[Lines of data]
═══

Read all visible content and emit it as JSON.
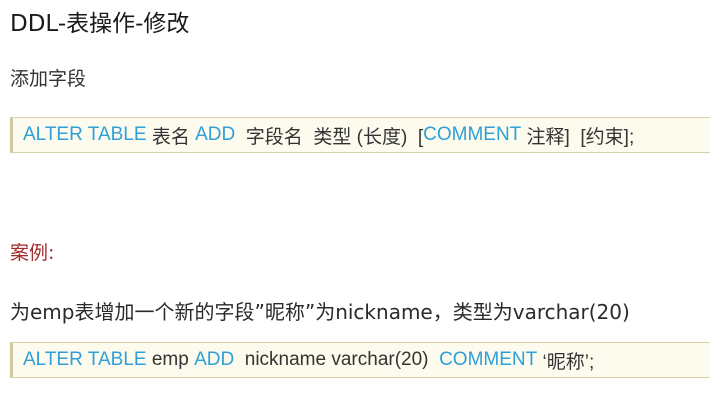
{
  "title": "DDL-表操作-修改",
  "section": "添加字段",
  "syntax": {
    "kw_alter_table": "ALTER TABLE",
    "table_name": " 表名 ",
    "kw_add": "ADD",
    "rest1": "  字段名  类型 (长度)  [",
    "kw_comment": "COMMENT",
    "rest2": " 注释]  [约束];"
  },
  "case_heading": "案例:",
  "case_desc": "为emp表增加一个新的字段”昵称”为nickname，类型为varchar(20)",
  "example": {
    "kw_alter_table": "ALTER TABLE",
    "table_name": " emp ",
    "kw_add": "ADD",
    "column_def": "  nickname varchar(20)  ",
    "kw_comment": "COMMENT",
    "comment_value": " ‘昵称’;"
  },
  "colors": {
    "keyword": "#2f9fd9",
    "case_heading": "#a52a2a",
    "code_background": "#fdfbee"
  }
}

═══

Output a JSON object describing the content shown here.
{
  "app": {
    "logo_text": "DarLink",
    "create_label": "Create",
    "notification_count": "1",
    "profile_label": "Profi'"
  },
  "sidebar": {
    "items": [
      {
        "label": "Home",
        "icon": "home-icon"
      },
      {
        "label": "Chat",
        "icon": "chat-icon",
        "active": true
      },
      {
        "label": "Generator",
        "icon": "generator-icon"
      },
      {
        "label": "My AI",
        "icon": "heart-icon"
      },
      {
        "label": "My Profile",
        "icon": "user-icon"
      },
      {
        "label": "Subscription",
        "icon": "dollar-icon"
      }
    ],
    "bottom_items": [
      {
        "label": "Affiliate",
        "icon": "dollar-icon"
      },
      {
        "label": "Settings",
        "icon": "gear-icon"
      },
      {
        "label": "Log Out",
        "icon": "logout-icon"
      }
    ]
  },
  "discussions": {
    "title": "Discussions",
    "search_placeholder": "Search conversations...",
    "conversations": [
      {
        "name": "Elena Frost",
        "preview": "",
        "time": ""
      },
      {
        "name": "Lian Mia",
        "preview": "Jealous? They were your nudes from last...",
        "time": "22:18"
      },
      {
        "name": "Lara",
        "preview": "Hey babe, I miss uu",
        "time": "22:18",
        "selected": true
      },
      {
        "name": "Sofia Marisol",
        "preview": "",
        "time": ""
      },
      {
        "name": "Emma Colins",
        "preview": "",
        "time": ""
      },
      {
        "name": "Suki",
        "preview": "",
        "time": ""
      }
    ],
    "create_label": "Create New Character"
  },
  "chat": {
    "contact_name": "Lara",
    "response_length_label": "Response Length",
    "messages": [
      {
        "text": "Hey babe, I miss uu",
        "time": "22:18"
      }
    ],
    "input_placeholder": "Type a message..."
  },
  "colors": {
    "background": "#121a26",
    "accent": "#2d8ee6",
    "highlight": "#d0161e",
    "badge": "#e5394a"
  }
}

═══

Using the material above, report each line where "content" occurs.

Read all visible content and emit it as JSON.
Output a JSON object describing the content shown here.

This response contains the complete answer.